▸ TASK DETAILS
Each entry must be reproduced precisely as it stands.

================================

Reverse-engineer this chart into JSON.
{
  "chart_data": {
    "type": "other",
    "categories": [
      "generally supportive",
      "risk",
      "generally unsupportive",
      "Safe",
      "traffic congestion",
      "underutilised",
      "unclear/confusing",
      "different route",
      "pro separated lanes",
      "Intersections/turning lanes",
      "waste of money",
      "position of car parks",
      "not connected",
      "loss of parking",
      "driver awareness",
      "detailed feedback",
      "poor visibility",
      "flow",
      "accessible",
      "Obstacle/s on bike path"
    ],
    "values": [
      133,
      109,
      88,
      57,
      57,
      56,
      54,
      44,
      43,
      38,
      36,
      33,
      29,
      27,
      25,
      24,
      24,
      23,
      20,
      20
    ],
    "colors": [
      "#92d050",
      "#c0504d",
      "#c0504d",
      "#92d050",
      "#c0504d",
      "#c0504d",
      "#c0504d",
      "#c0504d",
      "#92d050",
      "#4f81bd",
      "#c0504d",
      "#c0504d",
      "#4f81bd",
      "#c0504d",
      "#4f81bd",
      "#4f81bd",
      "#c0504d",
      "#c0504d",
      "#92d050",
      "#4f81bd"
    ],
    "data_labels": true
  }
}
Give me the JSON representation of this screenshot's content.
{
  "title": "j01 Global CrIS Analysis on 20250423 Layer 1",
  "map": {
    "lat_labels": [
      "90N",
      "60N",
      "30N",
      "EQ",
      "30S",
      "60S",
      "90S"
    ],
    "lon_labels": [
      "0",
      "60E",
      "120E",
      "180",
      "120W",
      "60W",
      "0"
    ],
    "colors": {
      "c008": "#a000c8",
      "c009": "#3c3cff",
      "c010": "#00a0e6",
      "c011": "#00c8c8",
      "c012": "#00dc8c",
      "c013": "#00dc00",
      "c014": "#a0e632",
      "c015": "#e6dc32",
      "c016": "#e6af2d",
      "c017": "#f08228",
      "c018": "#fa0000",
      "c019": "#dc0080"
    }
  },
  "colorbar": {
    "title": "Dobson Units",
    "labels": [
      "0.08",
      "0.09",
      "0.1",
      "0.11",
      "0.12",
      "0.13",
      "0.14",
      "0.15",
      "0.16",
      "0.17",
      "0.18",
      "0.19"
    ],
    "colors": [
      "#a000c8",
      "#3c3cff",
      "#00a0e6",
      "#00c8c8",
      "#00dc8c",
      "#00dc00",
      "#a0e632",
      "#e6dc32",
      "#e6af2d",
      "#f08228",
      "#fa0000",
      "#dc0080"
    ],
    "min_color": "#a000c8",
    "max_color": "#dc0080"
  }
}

================================

▸ TASK OUTPUT
Reverse-engineer this chart into JSON.
{
  "chart_data": {
    "type": "other",
    "categories": [
      "generally supportive",
      "risk",
      "generally unsupportive",
      "Safe",
      "traffic congestion",
      "underutilised",
      "unclear/confusing",
      "different route",
      "pro separated lanes",
      "Intersections/turning lanes",
      "waste of money",
      "position of car parks",
      "not connected",
      "loss of parking",
      "driver awareness",
      "detailed feedback",
      "poor visibility",
      "flow",
      "accessible",
      "Obstacle/s on bike path"
    ],
    "values": [
      133,
      109,
      88,
      57,
      57,
      56,
      54,
      44,
      43,
      38,
      36,
      33,
      29,
      27,
      25,
      24,
      24,
      23,
      20,
      20
    ],
    "colors": [
      "#92d050",
      "#c0504d",
      "#c0504d",
      "#92d050",
      "#c0504d",
      "#c0504d",
      "#c0504d",
      "#c0504d",
      "#92d050",
      "#4f81bd",
      "#c0504d",
      "#c0504d",
      "#4f81bd",
      "#c0504d",
      "#4f81bd",
      "#4f81bd",
      "#c0504d",
      "#c0504d",
      "#92d050",
      "#4f81bd"
    ],
    "data_labels": true
  }
}
Give me the JSON representation of this screenshot's content.
{
  "title": "j01 Global CrIS Analysis on 20250423 Layer 1",
  "map": {
    "lat_labels": [
      "90N",
      "60N",
      "30N",
      "EQ",
      "30S",
      "60S",
      "90S"
    ],
    "lon_labels": [
      "0",
      "60E",
      "120E",
      "180",
      "120W",
      "60W",
      "0"
    ],
    "colors": {
      "c008": "#a000c8",
      "c009": "#3c3cff",
      "c010": "#00a0e6",
      "c011": "#00c8c8",
      "c012": "#00dc8c",
      "c013": "#00dc00",
      "c014": "#a0e632",
      "c015": "#e6dc32",
      "c016": "#e6af2d",
      "c017": "#f08228",
      "c018": "#fa0000",
      "c019": "#dc0080"
    }
  },
  "colorbar": {
    "title": "Dobson Units",
    "labels": [
      "0.08",
      "0.09",
      "0.1",
      "0.11",
      "0.12",
      "0.13",
      "0.14",
      "0.15",
      "0.16",
      "0.17",
      "0.18",
      "0.19"
    ],
    "colors": [
      "#a000c8",
      "#3c3cff",
      "#00a0e6",
      "#00c8c8",
      "#00dc8c",
      "#00dc00",
      "#a0e632",
      "#e6dc32",
      "#e6af2d",
      "#f08228",
      "#fa0000",
      "#dc0080"
    ],
    "min_color": "#a000c8",
    "max_color": "#dc0080"
  }
}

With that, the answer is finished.